Extracted data:
--- begin ---

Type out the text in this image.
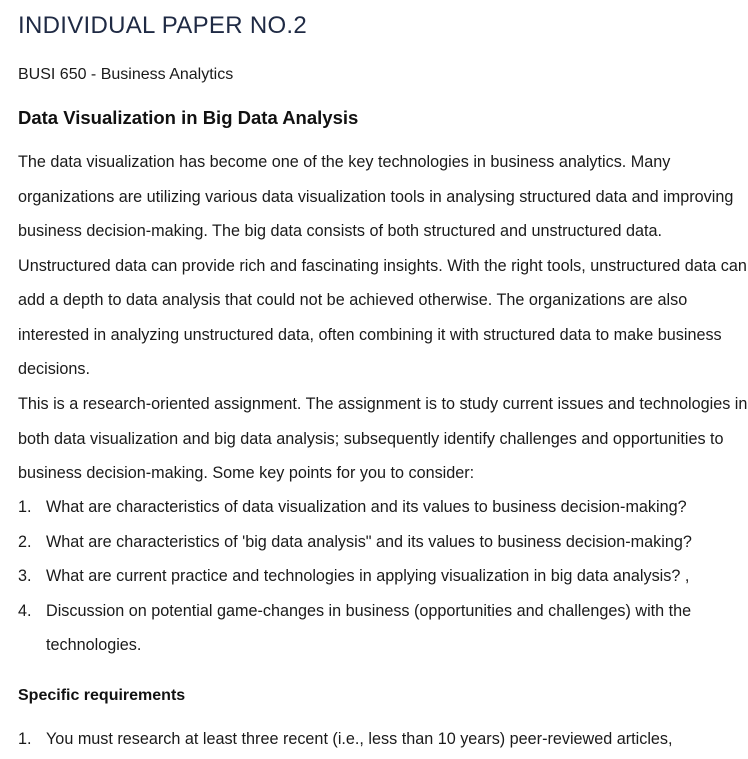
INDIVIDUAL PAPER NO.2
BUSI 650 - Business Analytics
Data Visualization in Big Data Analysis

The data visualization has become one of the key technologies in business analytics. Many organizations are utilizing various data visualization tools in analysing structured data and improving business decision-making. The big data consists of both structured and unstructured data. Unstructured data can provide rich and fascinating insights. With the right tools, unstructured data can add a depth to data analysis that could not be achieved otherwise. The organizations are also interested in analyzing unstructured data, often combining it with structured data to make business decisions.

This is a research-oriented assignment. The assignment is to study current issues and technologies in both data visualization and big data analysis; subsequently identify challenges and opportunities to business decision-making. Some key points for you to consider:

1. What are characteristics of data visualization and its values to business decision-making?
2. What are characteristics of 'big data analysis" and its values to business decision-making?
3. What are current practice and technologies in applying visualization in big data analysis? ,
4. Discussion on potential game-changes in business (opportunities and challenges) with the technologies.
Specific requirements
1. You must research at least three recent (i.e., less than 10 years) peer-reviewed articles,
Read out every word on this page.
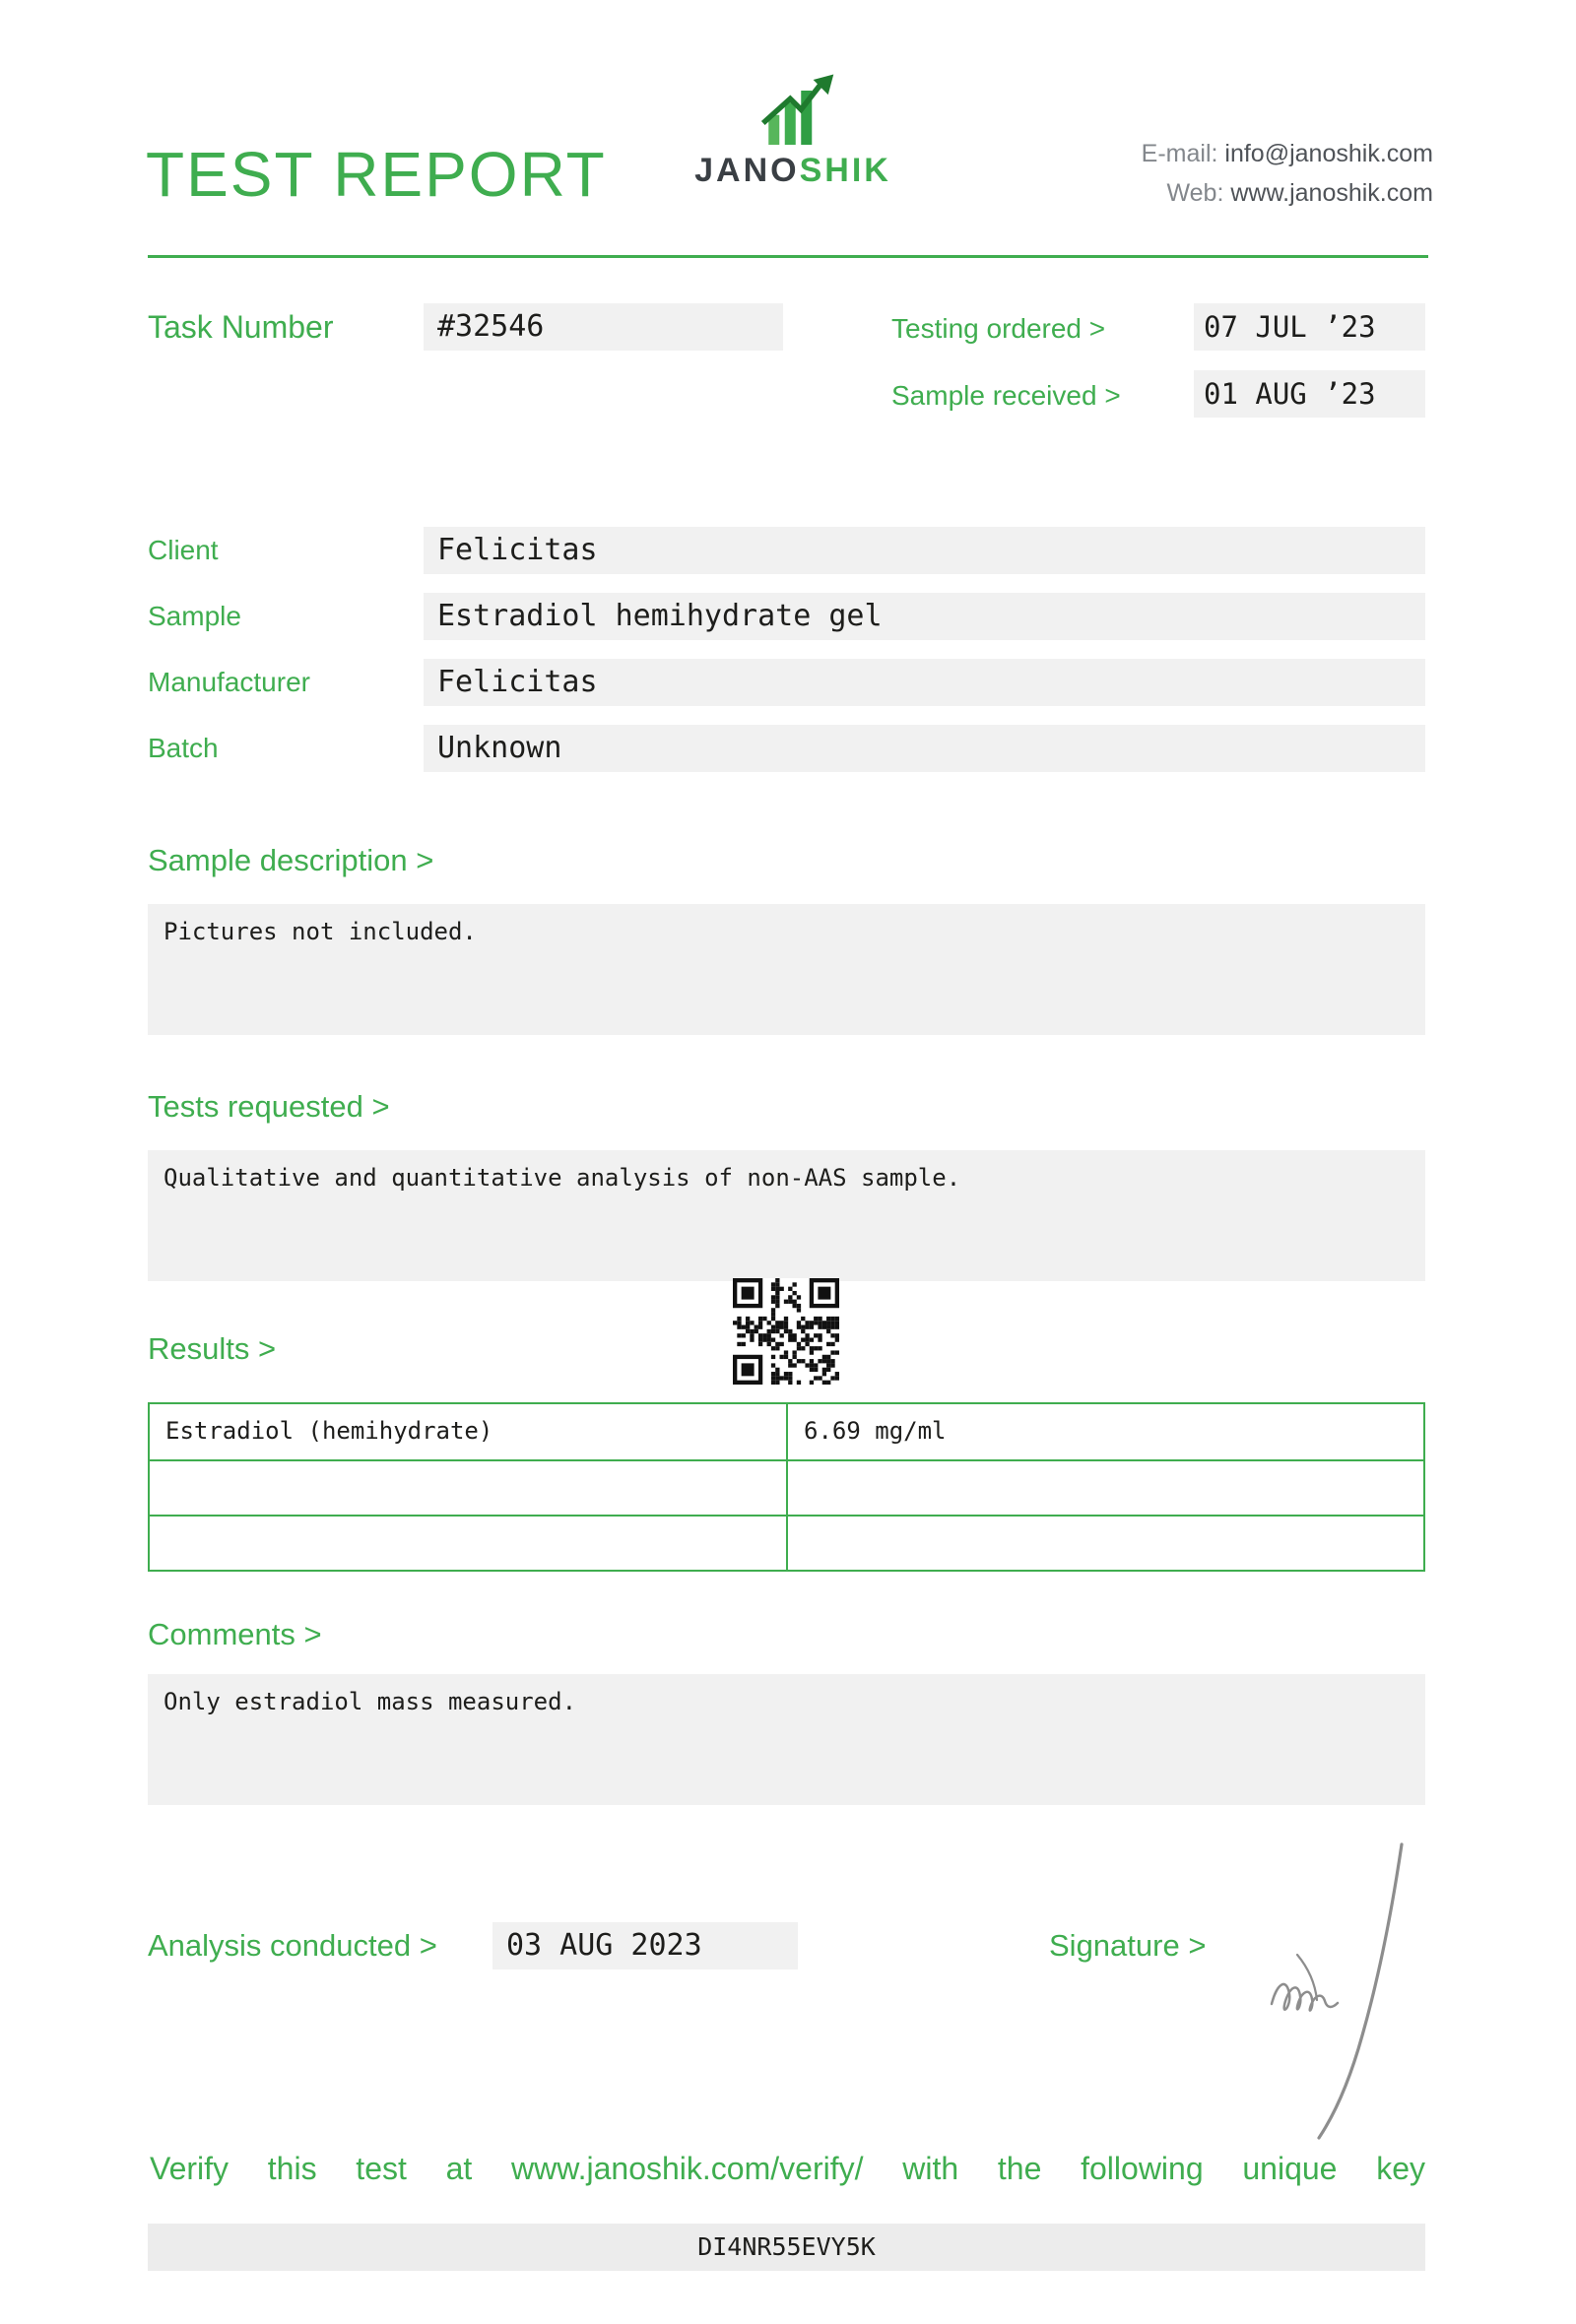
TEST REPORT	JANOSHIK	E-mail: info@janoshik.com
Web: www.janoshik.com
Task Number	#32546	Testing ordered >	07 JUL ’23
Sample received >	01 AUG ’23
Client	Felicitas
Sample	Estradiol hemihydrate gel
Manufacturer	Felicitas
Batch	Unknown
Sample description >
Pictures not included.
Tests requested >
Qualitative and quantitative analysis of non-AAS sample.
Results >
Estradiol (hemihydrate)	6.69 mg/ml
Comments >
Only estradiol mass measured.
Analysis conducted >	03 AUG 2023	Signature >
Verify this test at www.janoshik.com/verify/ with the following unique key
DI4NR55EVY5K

--- end ---
--- begin ---

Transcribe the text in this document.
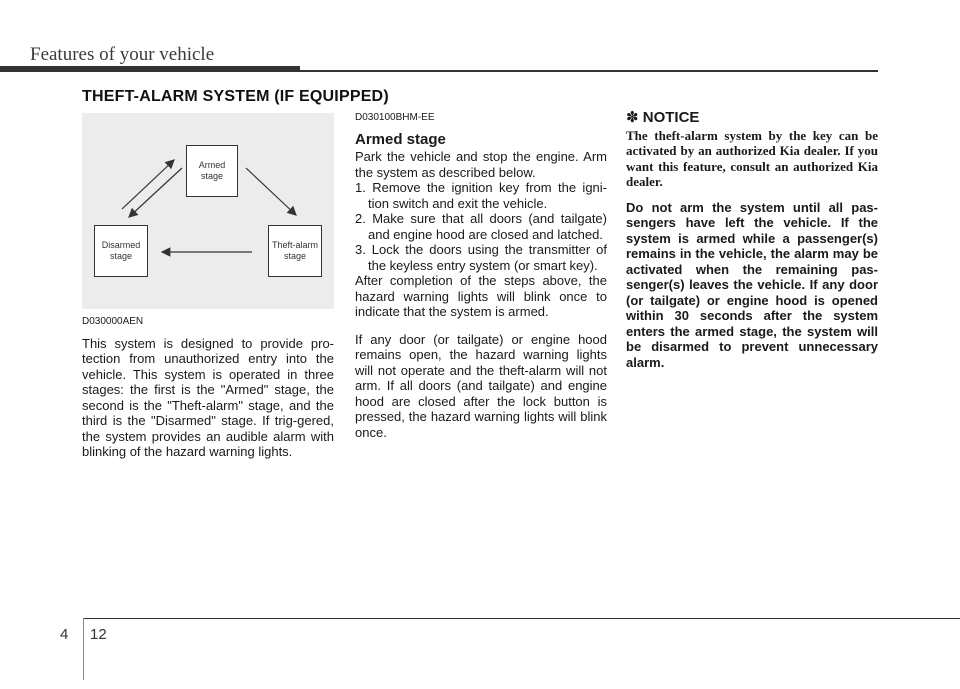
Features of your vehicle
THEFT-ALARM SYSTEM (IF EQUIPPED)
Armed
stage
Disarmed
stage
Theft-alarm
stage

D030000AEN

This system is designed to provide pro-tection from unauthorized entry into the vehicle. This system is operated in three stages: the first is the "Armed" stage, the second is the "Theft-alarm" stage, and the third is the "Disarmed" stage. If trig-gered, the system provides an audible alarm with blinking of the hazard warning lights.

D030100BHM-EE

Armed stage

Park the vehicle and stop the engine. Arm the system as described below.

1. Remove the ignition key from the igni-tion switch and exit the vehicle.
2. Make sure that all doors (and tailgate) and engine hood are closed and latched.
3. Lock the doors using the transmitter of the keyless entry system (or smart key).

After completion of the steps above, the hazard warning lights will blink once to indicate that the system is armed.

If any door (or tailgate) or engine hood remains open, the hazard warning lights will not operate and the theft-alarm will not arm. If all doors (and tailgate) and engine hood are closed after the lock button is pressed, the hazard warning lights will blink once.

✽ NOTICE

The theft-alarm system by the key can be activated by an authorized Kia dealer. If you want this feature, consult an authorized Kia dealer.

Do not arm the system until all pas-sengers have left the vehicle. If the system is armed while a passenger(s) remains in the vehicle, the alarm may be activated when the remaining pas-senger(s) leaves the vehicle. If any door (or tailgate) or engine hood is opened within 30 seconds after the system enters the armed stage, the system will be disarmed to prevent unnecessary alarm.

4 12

--- end ---

Select every line in the material above where the string "challenges" occurs, and copy it.

This is a research-oriented assignment. The assignment is to study current issues and technologies in both data visualization and big data analysis; subsequently identify challenges and opportunities to business decision-making. Some key points for you to consider:
4. Discussion on potential game-changes in business (opportunities and challenges) with the technologies.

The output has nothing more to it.